* Aim of the task
Write the material out again exactly as it stands.

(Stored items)
***

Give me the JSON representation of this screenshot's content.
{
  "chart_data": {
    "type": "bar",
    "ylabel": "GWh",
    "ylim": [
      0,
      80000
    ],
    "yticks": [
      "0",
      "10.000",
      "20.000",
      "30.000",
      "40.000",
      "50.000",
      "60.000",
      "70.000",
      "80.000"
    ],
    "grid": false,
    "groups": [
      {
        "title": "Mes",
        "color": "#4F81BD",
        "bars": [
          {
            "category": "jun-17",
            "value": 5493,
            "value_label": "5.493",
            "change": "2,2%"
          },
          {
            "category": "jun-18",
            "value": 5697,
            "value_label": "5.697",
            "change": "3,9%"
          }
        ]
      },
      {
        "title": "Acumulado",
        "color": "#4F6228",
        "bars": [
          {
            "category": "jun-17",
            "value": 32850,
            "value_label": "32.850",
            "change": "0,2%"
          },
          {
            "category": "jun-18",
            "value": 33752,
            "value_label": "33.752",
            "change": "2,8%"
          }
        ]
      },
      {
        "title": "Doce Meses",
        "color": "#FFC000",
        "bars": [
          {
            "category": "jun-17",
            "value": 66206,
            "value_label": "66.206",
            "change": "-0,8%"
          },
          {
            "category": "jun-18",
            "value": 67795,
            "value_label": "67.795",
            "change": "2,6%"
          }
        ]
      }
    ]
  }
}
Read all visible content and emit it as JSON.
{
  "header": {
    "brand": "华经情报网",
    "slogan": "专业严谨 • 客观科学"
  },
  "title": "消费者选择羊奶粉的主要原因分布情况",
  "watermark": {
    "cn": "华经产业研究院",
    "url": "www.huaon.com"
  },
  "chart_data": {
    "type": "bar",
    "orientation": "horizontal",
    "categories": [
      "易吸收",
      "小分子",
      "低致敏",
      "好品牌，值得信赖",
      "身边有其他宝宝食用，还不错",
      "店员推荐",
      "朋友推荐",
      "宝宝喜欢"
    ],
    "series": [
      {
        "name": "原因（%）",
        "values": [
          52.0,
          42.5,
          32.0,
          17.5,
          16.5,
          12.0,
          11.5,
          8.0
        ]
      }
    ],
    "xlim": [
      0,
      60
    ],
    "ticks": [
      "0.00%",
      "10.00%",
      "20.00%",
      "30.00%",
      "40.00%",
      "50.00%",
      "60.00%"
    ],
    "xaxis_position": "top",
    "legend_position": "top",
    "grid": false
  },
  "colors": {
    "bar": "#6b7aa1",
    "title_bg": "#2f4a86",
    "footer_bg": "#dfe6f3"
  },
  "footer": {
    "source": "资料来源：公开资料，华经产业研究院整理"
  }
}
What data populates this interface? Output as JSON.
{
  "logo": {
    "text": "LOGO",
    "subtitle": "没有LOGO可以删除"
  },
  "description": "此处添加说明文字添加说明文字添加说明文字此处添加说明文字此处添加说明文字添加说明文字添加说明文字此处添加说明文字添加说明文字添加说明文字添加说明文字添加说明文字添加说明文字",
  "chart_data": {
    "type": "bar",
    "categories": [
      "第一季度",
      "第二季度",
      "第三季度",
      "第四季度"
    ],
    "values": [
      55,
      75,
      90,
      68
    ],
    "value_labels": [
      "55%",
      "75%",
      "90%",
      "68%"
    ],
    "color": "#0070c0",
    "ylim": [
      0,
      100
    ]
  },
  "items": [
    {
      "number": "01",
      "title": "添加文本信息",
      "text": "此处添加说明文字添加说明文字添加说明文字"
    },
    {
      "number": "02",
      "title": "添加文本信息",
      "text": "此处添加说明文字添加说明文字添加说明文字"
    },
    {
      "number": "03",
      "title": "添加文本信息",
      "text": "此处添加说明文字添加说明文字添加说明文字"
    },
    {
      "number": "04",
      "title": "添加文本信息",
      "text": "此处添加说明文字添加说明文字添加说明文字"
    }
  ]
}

***

* Answer to this exercise
Give me the JSON representation of this screenshot's content.
{
  "chart_data": {
    "type": "bar",
    "ylabel": "GWh",
    "ylim": [
      0,
      80000
    ],
    "yticks": [
      "0",
      "10.000",
      "20.000",
      "30.000",
      "40.000",
      "50.000",
      "60.000",
      "70.000",
      "80.000"
    ],
    "grid": false,
    "groups": [
      {
        "title": "Mes",
        "color": "#4F81BD",
        "bars": [
          {
            "category": "jun-17",
            "value": 5493,
            "value_label": "5.493",
            "change": "2,2%"
          },
          {
            "category": "jun-18",
            "value": 5697,
            "value_label": "5.697",
            "change": "3,9%"
          }
        ]
      },
      {
        "title": "Acumulado",
        "color": "#4F6228",
        "bars": [
          {
            "category": "jun-17",
            "value": 32850,
            "value_label": "32.850",
            "change": "0,2%"
          },
          {
            "category": "jun-18",
            "value": 33752,
            "value_label": "33.752",
            "change": "2,8%"
          }
        ]
      },
      {
        "title": "Doce Meses",
        "color": "#FFC000",
        "bars": [
          {
            "category": "jun-17",
            "value": 66206,
            "value_label": "66.206",
            "change": "-0,8%"
          },
          {
            "category": "jun-18",
            "value": 67795,
            "value_label": "67.795",
            "change": "2,6%"
          }
        ]
      }
    ]
  }
}
Read all visible content and emit it as JSON.
{
  "header": {
    "brand": "华经情报网",
    "slogan": "专业严谨 • 客观科学"
  },
  "title": "消费者选择羊奶粉的主要原因分布情况",
  "watermark": {
    "cn": "华经产业研究院",
    "url": "www.huaon.com"
  },
  "chart_data": {
    "type": "bar",
    "orientation": "horizontal",
    "categories": [
      "易吸收",
      "小分子",
      "低致敏",
      "好品牌，值得信赖",
      "身边有其他宝宝食用，还不错",
      "店员推荐",
      "朋友推荐",
      "宝宝喜欢"
    ],
    "series": [
      {
        "name": "原因（%）",
        "values": [
          52.0,
          42.5,
          32.0,
          17.5,
          16.5,
          12.0,
          11.5,
          8.0
        ]
      }
    ],
    "xlim": [
      0,
      60
    ],
    "ticks": [
      "0.00%",
      "10.00%",
      "20.00%",
      "30.00%",
      "40.00%",
      "50.00%",
      "60.00%"
    ],
    "xaxis_position": "top",
    "legend_position": "top",
    "grid": false
  },
  "colors": {
    "bar": "#6b7aa1",
    "title_bg": "#2f4a86",
    "footer_bg": "#dfe6f3"
  },
  "footer": {
    "source": "资料来源：公开资料，华经产业研究院整理"
  }
}
What data populates this interface? Output as JSON.
{
  "logo": {
    "text": "LOGO",
    "subtitle": "没有LOGO可以删除"
  },
  "description": "此处添加说明文字添加说明文字添加说明文字此处添加说明文字此处添加说明文字添加说明文字添加说明文字此处添加说明文字添加说明文字添加说明文字添加说明文字添加说明文字添加说明文字",
  "chart_data": {
    "type": "bar",
    "categories": [
      "第一季度",
      "第二季度",
      "第三季度",
      "第四季度"
    ],
    "values": [
      55,
      75,
      90,
      68
    ],
    "value_labels": [
      "55%",
      "75%",
      "90%",
      "68%"
    ],
    "color": "#0070c0",
    "ylim": [
      0,
      100
    ]
  },
  "items": [
    {
      "number": "01",
      "title": "添加文本信息",
      "text": "此处添加说明文字添加说明文字添加说明文字"
    },
    {
      "number": "02",
      "title": "添加文本信息",
      "text": "此处添加说明文字添加说明文字添加说明文字"
    },
    {
      "number": "03",
      "title": "添加文本信息",
      "text": "此处添加说明文字添加说明文字添加说明文字"
    },
    {
      "number": "04",
      "title": "添加文本信息",
      "text": "此处添加说明文字添加说明文字添加说明文字"
    }
  ]
}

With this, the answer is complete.